Task directions: Output the material word for word. Leave each picture out.

-- Start of Supplied records --

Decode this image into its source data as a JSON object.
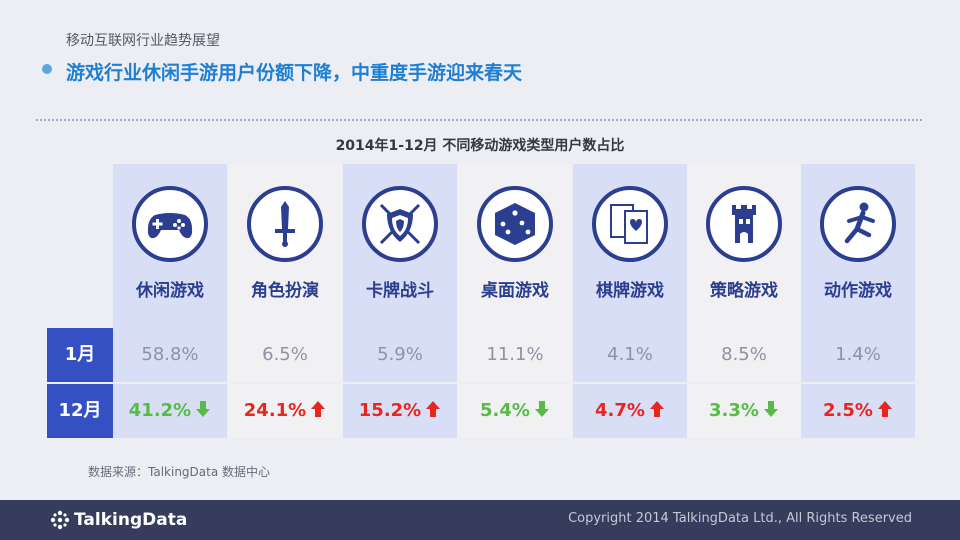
{
  "header": {
    "subtitle": "移动互联网行业趋势展望",
    "headline": "游戏行业休闲手游用户份额下降，中重度手游迎来春天"
  },
  "table": {
    "title": "2014年1-12月 不同移动游戏类型用户数占比",
    "row_labels": [
      "1月",
      "12月"
    ],
    "columns": [
      {
        "label": "休闲游戏",
        "icon": "gamepad-icon",
        "jan": "58.8%",
        "dec": "41.2%",
        "trend": "down"
      },
      {
        "label": "角色扮演",
        "icon": "sword-icon",
        "jan": "6.5%",
        "dec": "24.1%",
        "trend": "up"
      },
      {
        "label": "卡牌战斗",
        "icon": "shield-swords-icon",
        "jan": "5.9%",
        "dec": "15.2%",
        "trend": "up"
      },
      {
        "label": "桌面游戏",
        "icon": "dice-icon",
        "jan": "11.1%",
        "dec": "5.4%",
        "trend": "down"
      },
      {
        "label": "棋牌游戏",
        "icon": "playing-cards-icon",
        "jan": "4.1%",
        "dec": "4.7%",
        "trend": "up"
      },
      {
        "label": "策略游戏",
        "icon": "castle-tower-icon",
        "jan": "8.5%",
        "dec": "3.3%",
        "trend": "down"
      },
      {
        "label": "动作游戏",
        "icon": "running-figure-icon",
        "jan": "1.4%",
        "dec": "2.5%",
        "trend": "up"
      }
    ]
  },
  "source": "数据来源：TalkingData 数据中心",
  "footer": {
    "brand": "TalkingData",
    "copyright": "Copyright 2014 TalkingData Ltd., All Rights Reserved"
  },
  "colors": {
    "accent": "#1f7fd3",
    "icon_blue": "#2b3e90",
    "row_header": "#3550c2",
    "up": "#e8251f",
    "down": "#56bc46",
    "footer_bg": "#353c5c"
  }
}
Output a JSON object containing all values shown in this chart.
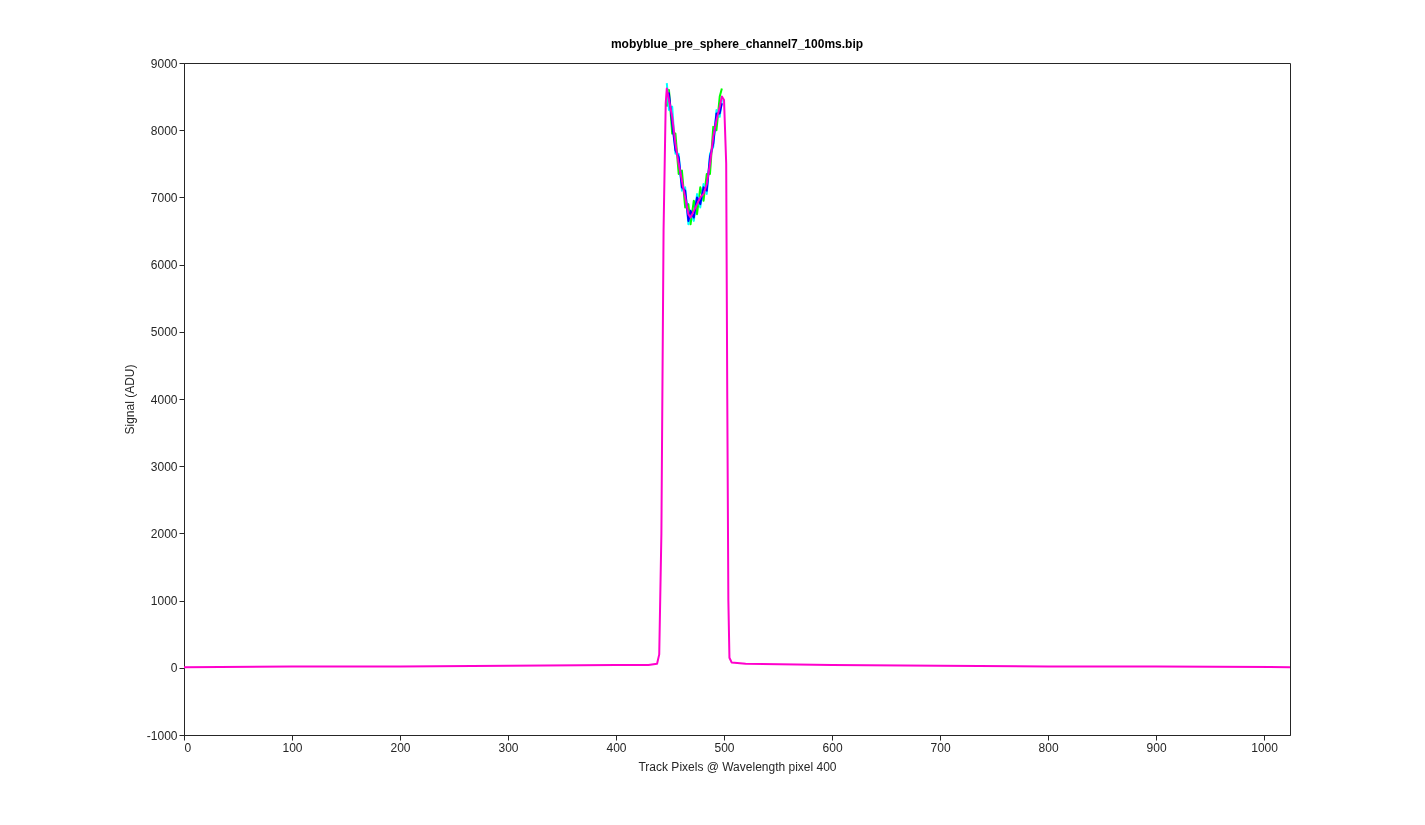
{
  "chart_data": {
    "type": "line",
    "title": "mobyblue_pre_sphere_channel7_100ms.bip",
    "xlabel": "Track Pixels @ Wavelength pixel 400",
    "ylabel": "Signal (ADU)",
    "x": [
      0,
      100,
      200,
      300,
      400,
      430,
      438,
      440,
      442,
      444,
      446,
      447,
      449,
      452,
      455,
      458,
      461,
      464,
      467,
      469,
      472,
      475,
      478,
      481,
      484,
      487,
      490,
      493,
      496,
      498,
      500,
      502,
      503,
      504,
      505,
      507,
      520,
      600,
      700,
      800,
      900,
      1024
    ],
    "series": [
      {
        "color": "#00ff00",
        "x": [
          447,
          449,
          452,
          455,
          458,
          461,
          464,
          467,
          469,
          472,
          475,
          478,
          481,
          484,
          487,
          490,
          493,
          496,
          498
        ],
        "values": [
          8350,
          8600,
          7950,
          7950,
          7350,
          7400,
          6850,
          6900,
          6600,
          6950,
          6750,
          7150,
          6950,
          7350,
          7350,
          8050,
          8000,
          8500,
          8620
        ]
      },
      {
        "color": "#00ffff",
        "x": [
          447,
          449,
          452,
          455,
          458,
          461,
          464,
          467,
          469,
          472,
          475,
          478,
          481,
          484,
          487,
          490,
          493,
          496,
          498
        ],
        "values": [
          8700,
          8300,
          8350,
          7650,
          7650,
          7100,
          7150,
          6600,
          6800,
          6650,
          7050,
          6850,
          7200,
          7050,
          7650,
          7750,
          8300,
          8200,
          8450
        ]
      },
      {
        "color": "#0000ff",
        "x": [
          447,
          449,
          452,
          455,
          458,
          461,
          464,
          467,
          469,
          472,
          475,
          478,
          481,
          484,
          487,
          490,
          493,
          496,
          498
        ],
        "values": [
          8520,
          8550,
          8100,
          7700,
          7600,
          7150,
          7100,
          6650,
          6800,
          6700,
          7000,
          6900,
          7150,
          7100,
          7600,
          7800,
          8250,
          8250,
          8400
        ]
      },
      {
        "color": "#ff00cc",
        "values": [
          10,
          20,
          20,
          30,
          40,
          40,
          60,
          200,
          2000,
          6500,
          8400,
          8620,
          8450,
          8200,
          7800,
          7500,
          7250,
          7000,
          6750,
          6700,
          6800,
          6900,
          7000,
          7050,
          7200,
          7500,
          7900,
          8150,
          8350,
          8500,
          8450,
          7500,
          4000,
          1000,
          150,
          80,
          60,
          40,
          30,
          20,
          20,
          10
        ]
      }
    ],
    "xlim": [
      0,
      1024
    ],
    "xticks": [
      0,
      100,
      200,
      300,
      400,
      500,
      600,
      700,
      800,
      900,
      1000
    ],
    "ylim": [
      -1000,
      9000
    ],
    "yticks": [
      -1000,
      0,
      1000,
      2000,
      3000,
      4000,
      5000,
      6000,
      7000,
      8000,
      9000
    ],
    "grid": false,
    "legend": false
  }
}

-- End of Supplied records --

In response:
Decode this image into its source data as a JSON object.
{
  "header": {
    "subtitle": "移动互联网行业趋势展望",
    "headline": "游戏行业休闲手游用户份额下降，中重度手游迎来春天"
  },
  "table": {
    "title": "2014年1-12月 不同移动游戏类型用户数占比",
    "row_labels": [
      "1月",
      "12月"
    ],
    "columns": [
      {
        "label": "休闲游戏",
        "icon": "gamepad-icon",
        "jan": "58.8%",
        "dec": "41.2%",
        "trend": "down"
      },
      {
        "label": "角色扮演",
        "icon": "sword-icon",
        "jan": "6.5%",
        "dec": "24.1%",
        "trend": "up"
      },
      {
        "label": "卡牌战斗",
        "icon": "shield-swords-icon",
        "jan": "5.9%",
        "dec": "15.2%",
        "trend": "up"
      },
      {
        "label": "桌面游戏",
        "icon": "dice-icon",
        "jan": "11.1%",
        "dec": "5.4%",
        "trend": "down"
      },
      {
        "label": "棋牌游戏",
        "icon": "playing-cards-icon",
        "jan": "4.1%",
        "dec": "4.7%",
        "trend": "up"
      },
      {
        "label": "策略游戏",
        "icon": "castle-tower-icon",
        "jan": "8.5%",
        "dec": "3.3%",
        "trend": "down"
      },
      {
        "label": "动作游戏",
        "icon": "running-figure-icon",
        "jan": "1.4%",
        "dec": "2.5%",
        "trend": "up"
      }
    ]
  },
  "source": "数据来源：TalkingData 数据中心",
  "footer": {
    "brand": "TalkingData",
    "copyright": "Copyright 2014 TalkingData Ltd., All Rights Reserved"
  },
  "colors": {
    "accent": "#1f7fd3",
    "icon_blue": "#2b3e90",
    "row_header": "#3550c2",
    "up": "#e8251f",
    "down": "#56bc46",
    "footer_bg": "#353c5c"
  }
}
Output a JSON object containing all values shown in this chart.
{
  "chart_data": {
    "type": "line",
    "title": "mobyblue_pre_sphere_channel7_100ms.bip",
    "xlabel": "Track Pixels @ Wavelength pixel 400",
    "ylabel": "Signal (ADU)",
    "x": [
      0,
      100,
      200,
      300,
      400,
      430,
      438,
      440,
      442,
      444,
      446,
      447,
      449,
      452,
      455,
      458,
      461,
      464,
      467,
      469,
      472,
      475,
      478,
      481,
      484,
      487,
      490,
      493,
      496,
      498,
      500,
      502,
      503,
      504,
      505,
      507,
      520,
      600,
      700,
      800,
      900,
      1024
    ],
    "series": [
      {
        "color": "#00ff00",
        "x": [
          447,
          449,
          452,
          455,
          458,
          461,
          464,
          467,
          469,
          472,
          475,
          478,
          481,
          484,
          487,
          490,
          493,
          496,
          498
        ],
        "values": [
          8350,
          8600,
          7950,
          7950,
          7350,
          7400,
          6850,
          6900,
          6600,
          6950,
          6750,
          7150,
          6950,
          7350,
          7350,
          8050,
          8000,
          8500,
          8620
        ]
      },
      {
        "color": "#00ffff",
        "x": [
          447,
          449,
          452,
          455,
          458,
          461,
          464,
          467,
          469,
          472,
          475,
          478,
          481,
          484,
          487,
          490,
          493,
          496,
          498
        ],
        "values": [
          8700,
          8300,
          8350,
          7650,
          7650,
          7100,
          7150,
          6600,
          6800,
          6650,
          7050,
          6850,
          7200,
          7050,
          7650,
          7750,
          8300,
          8200,
          8450
        ]
      },
      {
        "color": "#0000ff",
        "x": [
          447,
          449,
          452,
          455,
          458,
          461,
          464,
          467,
          469,
          472,
          475,
          478,
          481,
          484,
          487,
          490,
          493,
          496,
          498
        ],
        "values": [
          8520,
          8550,
          8100,
          7700,
          7600,
          7150,
          7100,
          6650,
          6800,
          6700,
          7000,
          6900,
          7150,
          7100,
          7600,
          7800,
          8250,
          8250,
          8400
        ]
      },
      {
        "color": "#ff00cc",
        "values": [
          10,
          20,
          20,
          30,
          40,
          40,
          60,
          200,
          2000,
          6500,
          8400,
          8620,
          8450,
          8200,
          7800,
          7500,
          7250,
          7000,
          6750,
          6700,
          6800,
          6900,
          7000,
          7050,
          7200,
          7500,
          7900,
          8150,
          8350,
          8500,
          8450,
          7500,
          4000,
          1000,
          150,
          80,
          60,
          40,
          30,
          20,
          20,
          10
        ]
      }
    ],
    "xlim": [
      0,
      1024
    ],
    "xticks": [
      0,
      100,
      200,
      300,
      400,
      500,
      600,
      700,
      800,
      900,
      1000
    ],
    "ylim": [
      -1000,
      9000
    ],
    "yticks": [
      -1000,
      0,
      1000,
      2000,
      3000,
      4000,
      5000,
      6000,
      7000,
      8000,
      9000
    ],
    "grid": false,
    "legend": false
  }
}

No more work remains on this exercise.